-------- Supplied material

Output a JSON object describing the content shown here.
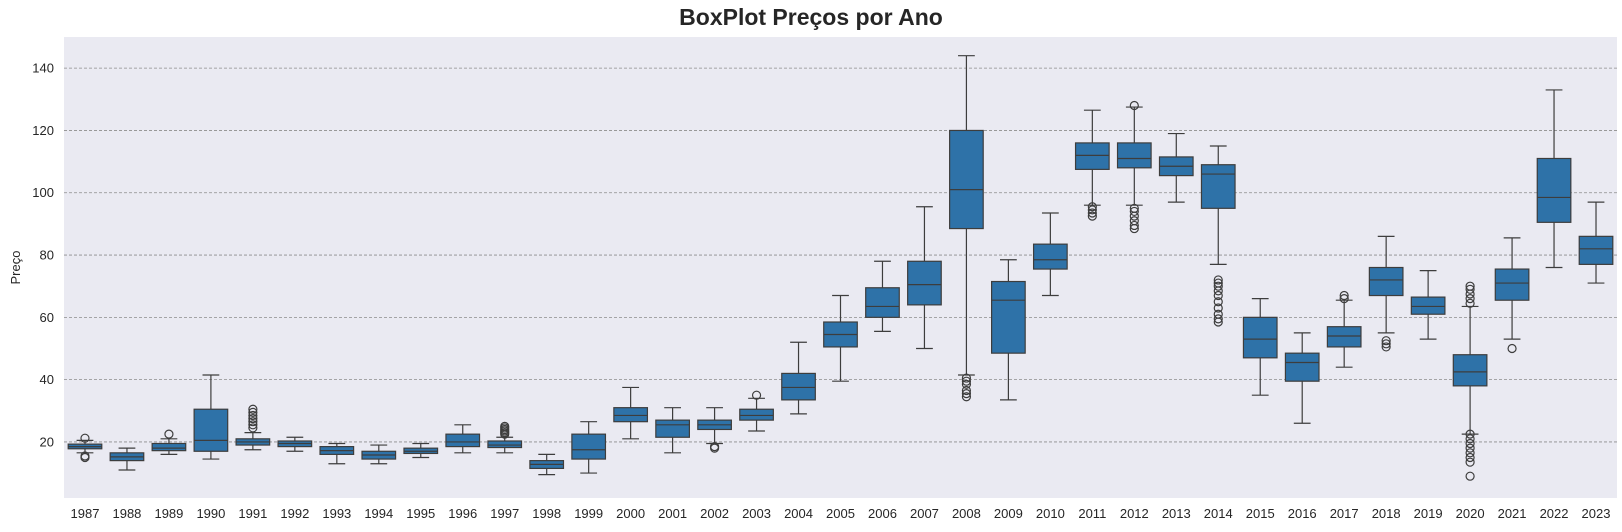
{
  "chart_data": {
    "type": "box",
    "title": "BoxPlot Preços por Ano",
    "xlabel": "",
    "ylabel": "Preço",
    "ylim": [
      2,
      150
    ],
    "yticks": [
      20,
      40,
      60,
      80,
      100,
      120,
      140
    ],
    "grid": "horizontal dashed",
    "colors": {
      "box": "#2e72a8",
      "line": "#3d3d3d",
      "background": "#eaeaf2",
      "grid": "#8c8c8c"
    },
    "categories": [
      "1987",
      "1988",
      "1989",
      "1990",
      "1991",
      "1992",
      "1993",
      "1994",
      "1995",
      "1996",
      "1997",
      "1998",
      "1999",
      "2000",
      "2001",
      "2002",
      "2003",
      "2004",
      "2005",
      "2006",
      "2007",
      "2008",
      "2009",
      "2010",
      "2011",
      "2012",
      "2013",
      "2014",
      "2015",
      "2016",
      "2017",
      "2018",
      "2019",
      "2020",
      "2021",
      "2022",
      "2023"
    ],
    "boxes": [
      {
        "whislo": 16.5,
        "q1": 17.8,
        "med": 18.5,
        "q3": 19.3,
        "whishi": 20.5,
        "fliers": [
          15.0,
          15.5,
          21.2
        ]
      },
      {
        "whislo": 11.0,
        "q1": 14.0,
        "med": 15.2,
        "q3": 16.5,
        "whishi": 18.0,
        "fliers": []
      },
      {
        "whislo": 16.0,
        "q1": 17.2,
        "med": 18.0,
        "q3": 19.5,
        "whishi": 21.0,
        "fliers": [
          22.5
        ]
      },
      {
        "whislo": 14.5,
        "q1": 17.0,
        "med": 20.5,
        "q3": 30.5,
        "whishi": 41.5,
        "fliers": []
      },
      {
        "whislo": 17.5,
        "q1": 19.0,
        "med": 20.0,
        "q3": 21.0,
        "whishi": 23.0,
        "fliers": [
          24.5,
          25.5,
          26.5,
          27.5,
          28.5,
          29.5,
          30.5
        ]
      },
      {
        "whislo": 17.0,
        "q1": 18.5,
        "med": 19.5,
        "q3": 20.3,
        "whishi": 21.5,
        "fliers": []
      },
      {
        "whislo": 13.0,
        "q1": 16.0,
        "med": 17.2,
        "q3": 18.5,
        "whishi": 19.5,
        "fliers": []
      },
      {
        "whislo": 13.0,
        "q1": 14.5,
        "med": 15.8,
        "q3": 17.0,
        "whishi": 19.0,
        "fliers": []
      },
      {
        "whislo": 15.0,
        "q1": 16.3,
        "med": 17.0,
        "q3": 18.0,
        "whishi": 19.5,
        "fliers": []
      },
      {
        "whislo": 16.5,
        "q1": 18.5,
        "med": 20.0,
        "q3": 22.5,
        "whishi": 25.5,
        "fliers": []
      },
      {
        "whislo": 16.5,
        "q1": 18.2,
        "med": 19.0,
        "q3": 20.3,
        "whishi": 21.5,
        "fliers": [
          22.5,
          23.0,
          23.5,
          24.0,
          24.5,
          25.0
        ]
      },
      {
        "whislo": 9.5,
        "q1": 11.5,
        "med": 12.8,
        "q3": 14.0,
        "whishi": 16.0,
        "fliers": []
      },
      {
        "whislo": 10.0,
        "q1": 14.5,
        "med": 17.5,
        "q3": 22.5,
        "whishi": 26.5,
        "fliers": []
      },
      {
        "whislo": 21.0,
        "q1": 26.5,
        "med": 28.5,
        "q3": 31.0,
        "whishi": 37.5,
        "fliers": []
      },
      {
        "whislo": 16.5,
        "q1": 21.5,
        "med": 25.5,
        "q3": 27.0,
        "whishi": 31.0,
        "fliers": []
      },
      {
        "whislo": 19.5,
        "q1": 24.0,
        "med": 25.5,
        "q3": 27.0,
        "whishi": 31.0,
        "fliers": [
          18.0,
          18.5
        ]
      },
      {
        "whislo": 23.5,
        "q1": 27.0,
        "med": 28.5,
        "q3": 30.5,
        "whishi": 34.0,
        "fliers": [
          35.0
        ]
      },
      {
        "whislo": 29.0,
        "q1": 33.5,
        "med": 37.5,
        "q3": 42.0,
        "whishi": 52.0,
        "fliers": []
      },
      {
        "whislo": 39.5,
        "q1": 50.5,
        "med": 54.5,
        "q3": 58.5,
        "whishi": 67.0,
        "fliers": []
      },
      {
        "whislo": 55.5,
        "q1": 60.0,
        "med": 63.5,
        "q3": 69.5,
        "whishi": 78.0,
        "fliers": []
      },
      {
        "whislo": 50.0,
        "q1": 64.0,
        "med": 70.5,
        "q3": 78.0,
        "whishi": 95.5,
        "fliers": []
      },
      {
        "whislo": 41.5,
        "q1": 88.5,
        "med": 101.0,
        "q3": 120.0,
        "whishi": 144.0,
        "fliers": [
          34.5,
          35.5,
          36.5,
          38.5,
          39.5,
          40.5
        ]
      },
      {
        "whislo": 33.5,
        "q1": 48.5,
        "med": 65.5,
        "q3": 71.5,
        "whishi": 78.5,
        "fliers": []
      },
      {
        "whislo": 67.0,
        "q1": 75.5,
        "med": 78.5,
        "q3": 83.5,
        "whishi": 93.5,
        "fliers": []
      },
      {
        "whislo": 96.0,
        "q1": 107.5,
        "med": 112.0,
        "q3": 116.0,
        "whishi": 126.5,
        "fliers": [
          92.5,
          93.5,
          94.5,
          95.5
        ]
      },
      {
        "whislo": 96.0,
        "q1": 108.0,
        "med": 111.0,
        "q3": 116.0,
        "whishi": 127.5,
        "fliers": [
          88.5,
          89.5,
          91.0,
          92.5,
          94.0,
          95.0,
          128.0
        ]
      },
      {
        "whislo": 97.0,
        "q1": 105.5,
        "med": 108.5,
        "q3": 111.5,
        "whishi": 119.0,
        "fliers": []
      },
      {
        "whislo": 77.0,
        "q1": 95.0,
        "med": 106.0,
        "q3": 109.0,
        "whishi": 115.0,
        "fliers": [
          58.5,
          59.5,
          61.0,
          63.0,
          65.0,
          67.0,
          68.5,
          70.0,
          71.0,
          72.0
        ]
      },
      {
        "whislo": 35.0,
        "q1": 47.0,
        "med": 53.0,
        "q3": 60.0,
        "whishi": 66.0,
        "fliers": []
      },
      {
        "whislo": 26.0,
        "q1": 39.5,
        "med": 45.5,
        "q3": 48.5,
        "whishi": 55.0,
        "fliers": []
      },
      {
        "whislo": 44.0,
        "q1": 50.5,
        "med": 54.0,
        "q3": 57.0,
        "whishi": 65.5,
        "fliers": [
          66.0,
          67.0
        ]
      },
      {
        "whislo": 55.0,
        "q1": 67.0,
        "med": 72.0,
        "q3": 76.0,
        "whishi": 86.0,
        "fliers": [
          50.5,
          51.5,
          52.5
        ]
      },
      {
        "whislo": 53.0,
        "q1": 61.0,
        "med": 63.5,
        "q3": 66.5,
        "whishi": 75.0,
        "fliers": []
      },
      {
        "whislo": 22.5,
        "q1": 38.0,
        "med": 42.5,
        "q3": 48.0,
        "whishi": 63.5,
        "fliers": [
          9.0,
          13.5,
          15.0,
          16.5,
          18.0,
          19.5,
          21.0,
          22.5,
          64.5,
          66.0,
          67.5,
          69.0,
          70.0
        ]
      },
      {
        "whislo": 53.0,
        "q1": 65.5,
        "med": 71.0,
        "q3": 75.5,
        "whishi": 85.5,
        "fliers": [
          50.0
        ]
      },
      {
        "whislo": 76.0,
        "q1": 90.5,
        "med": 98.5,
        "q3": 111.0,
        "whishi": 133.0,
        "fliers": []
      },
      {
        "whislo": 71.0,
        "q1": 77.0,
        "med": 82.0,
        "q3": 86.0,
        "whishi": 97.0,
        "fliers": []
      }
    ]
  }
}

----------------

■ Problem to solve: Go through the material above and print all of it exactly, except the pictures.

■ Task answer:
Output a JSON object describing the content shown here.
{
  "chart_data": {
    "type": "box",
    "title": "BoxPlot Preços por Ano",
    "xlabel": "",
    "ylabel": "Preço",
    "ylim": [
      2,
      150
    ],
    "yticks": [
      20,
      40,
      60,
      80,
      100,
      120,
      140
    ],
    "grid": "horizontal dashed",
    "colors": {
      "box": "#2e72a8",
      "line": "#3d3d3d",
      "background": "#eaeaf2",
      "grid": "#8c8c8c"
    },
    "categories": [
      "1987",
      "1988",
      "1989",
      "1990",
      "1991",
      "1992",
      "1993",
      "1994",
      "1995",
      "1996",
      "1997",
      "1998",
      "1999",
      "2000",
      "2001",
      "2002",
      "2003",
      "2004",
      "2005",
      "2006",
      "2007",
      "2008",
      "2009",
      "2010",
      "2011",
      "2012",
      "2013",
      "2014",
      "2015",
      "2016",
      "2017",
      "2018",
      "2019",
      "2020",
      "2021",
      "2022",
      "2023"
    ],
    "boxes": [
      {
        "whislo": 16.5,
        "q1": 17.8,
        "med": 18.5,
        "q3": 19.3,
        "whishi": 20.5,
        "fliers": [
          15.0,
          15.5,
          21.2
        ]
      },
      {
        "whislo": 11.0,
        "q1": 14.0,
        "med": 15.2,
        "q3": 16.5,
        "whishi": 18.0,
        "fliers": []
      },
      {
        "whislo": 16.0,
        "q1": 17.2,
        "med": 18.0,
        "q3": 19.5,
        "whishi": 21.0,
        "fliers": [
          22.5
        ]
      },
      {
        "whislo": 14.5,
        "q1": 17.0,
        "med": 20.5,
        "q3": 30.5,
        "whishi": 41.5,
        "fliers": []
      },
      {
        "whislo": 17.5,
        "q1": 19.0,
        "med": 20.0,
        "q3": 21.0,
        "whishi": 23.0,
        "fliers": [
          24.5,
          25.5,
          26.5,
          27.5,
          28.5,
          29.5,
          30.5
        ]
      },
      {
        "whislo": 17.0,
        "q1": 18.5,
        "med": 19.5,
        "q3": 20.3,
        "whishi": 21.5,
        "fliers": []
      },
      {
        "whislo": 13.0,
        "q1": 16.0,
        "med": 17.2,
        "q3": 18.5,
        "whishi": 19.5,
        "fliers": []
      },
      {
        "whislo": 13.0,
        "q1": 14.5,
        "med": 15.8,
        "q3": 17.0,
        "whishi": 19.0,
        "fliers": []
      },
      {
        "whislo": 15.0,
        "q1": 16.3,
        "med": 17.0,
        "q3": 18.0,
        "whishi": 19.5,
        "fliers": []
      },
      {
        "whislo": 16.5,
        "q1": 18.5,
        "med": 20.0,
        "q3": 22.5,
        "whishi": 25.5,
        "fliers": []
      },
      {
        "whislo": 16.5,
        "q1": 18.2,
        "med": 19.0,
        "q3": 20.3,
        "whishi": 21.5,
        "fliers": [
          22.5,
          23.0,
          23.5,
          24.0,
          24.5,
          25.0
        ]
      },
      {
        "whislo": 9.5,
        "q1": 11.5,
        "med": 12.8,
        "q3": 14.0,
        "whishi": 16.0,
        "fliers": []
      },
      {
        "whislo": 10.0,
        "q1": 14.5,
        "med": 17.5,
        "q3": 22.5,
        "whishi": 26.5,
        "fliers": []
      },
      {
        "whislo": 21.0,
        "q1": 26.5,
        "med": 28.5,
        "q3": 31.0,
        "whishi": 37.5,
        "fliers": []
      },
      {
        "whislo": 16.5,
        "q1": 21.5,
        "med": 25.5,
        "q3": 27.0,
        "whishi": 31.0,
        "fliers": []
      },
      {
        "whislo": 19.5,
        "q1": 24.0,
        "med": 25.5,
        "q3": 27.0,
        "whishi": 31.0,
        "fliers": [
          18.0,
          18.5
        ]
      },
      {
        "whislo": 23.5,
        "q1": 27.0,
        "med": 28.5,
        "q3": 30.5,
        "whishi": 34.0,
        "fliers": [
          35.0
        ]
      },
      {
        "whislo": 29.0,
        "q1": 33.5,
        "med": 37.5,
        "q3": 42.0,
        "whishi": 52.0,
        "fliers": []
      },
      {
        "whislo": 39.5,
        "q1": 50.5,
        "med": 54.5,
        "q3": 58.5,
        "whishi": 67.0,
        "fliers": []
      },
      {
        "whislo": 55.5,
        "q1": 60.0,
        "med": 63.5,
        "q3": 69.5,
        "whishi": 78.0,
        "fliers": []
      },
      {
        "whislo": 50.0,
        "q1": 64.0,
        "med": 70.5,
        "q3": 78.0,
        "whishi": 95.5,
        "fliers": []
      },
      {
        "whislo": 41.5,
        "q1": 88.5,
        "med": 101.0,
        "q3": 120.0,
        "whishi": 144.0,
        "fliers": [
          34.5,
          35.5,
          36.5,
          38.5,
          39.5,
          40.5
        ]
      },
      {
        "whislo": 33.5,
        "q1": 48.5,
        "med": 65.5,
        "q3": 71.5,
        "whishi": 78.5,
        "fliers": []
      },
      {
        "whislo": 67.0,
        "q1": 75.5,
        "med": 78.5,
        "q3": 83.5,
        "whishi": 93.5,
        "fliers": []
      },
      {
        "whislo": 96.0,
        "q1": 107.5,
        "med": 112.0,
        "q3": 116.0,
        "whishi": 126.5,
        "fliers": [
          92.5,
          93.5,
          94.5,
          95.5
        ]
      },
      {
        "whislo": 96.0,
        "q1": 108.0,
        "med": 111.0,
        "q3": 116.0,
        "whishi": 127.5,
        "fliers": [
          88.5,
          89.5,
          91.0,
          92.5,
          94.0,
          95.0,
          128.0
        ]
      },
      {
        "whislo": 97.0,
        "q1": 105.5,
        "med": 108.5,
        "q3": 111.5,
        "whishi": 119.0,
        "fliers": []
      },
      {
        "whislo": 77.0,
        "q1": 95.0,
        "med": 106.0,
        "q3": 109.0,
        "whishi": 115.0,
        "fliers": [
          58.5,
          59.5,
          61.0,
          63.0,
          65.0,
          67.0,
          68.5,
          70.0,
          71.0,
          72.0
        ]
      },
      {
        "whislo": 35.0,
        "q1": 47.0,
        "med": 53.0,
        "q3": 60.0,
        "whishi": 66.0,
        "fliers": []
      },
      {
        "whislo": 26.0,
        "q1": 39.5,
        "med": 45.5,
        "q3": 48.5,
        "whishi": 55.0,
        "fliers": []
      },
      {
        "whislo": 44.0,
        "q1": 50.5,
        "med": 54.0,
        "q3": 57.0,
        "whishi": 65.5,
        "fliers": [
          66.0,
          67.0
        ]
      },
      {
        "whislo": 55.0,
        "q1": 67.0,
        "med": 72.0,
        "q3": 76.0,
        "whishi": 86.0,
        "fliers": [
          50.5,
          51.5,
          52.5
        ]
      },
      {
        "whislo": 53.0,
        "q1": 61.0,
        "med": 63.5,
        "q3": 66.5,
        "whishi": 75.0,
        "fliers": []
      },
      {
        "whislo": 22.5,
        "q1": 38.0,
        "med": 42.5,
        "q3": 48.0,
        "whishi": 63.5,
        "fliers": [
          9.0,
          13.5,
          15.0,
          16.5,
          18.0,
          19.5,
          21.0,
          22.5,
          64.5,
          66.0,
          67.5,
          69.0,
          70.0
        ]
      },
      {
        "whislo": 53.0,
        "q1": 65.5,
        "med": 71.0,
        "q3": 75.5,
        "whishi": 85.5,
        "fliers": [
          50.0
        ]
      },
      {
        "whislo": 76.0,
        "q1": 90.5,
        "med": 98.5,
        "q3": 111.0,
        "whishi": 133.0,
        "fliers": []
      },
      {
        "whislo": 71.0,
        "q1": 77.0,
        "med": 82.0,
        "q3": 86.0,
        "whishi": 97.0,
        "fliers": []
      }
    ]
  }
}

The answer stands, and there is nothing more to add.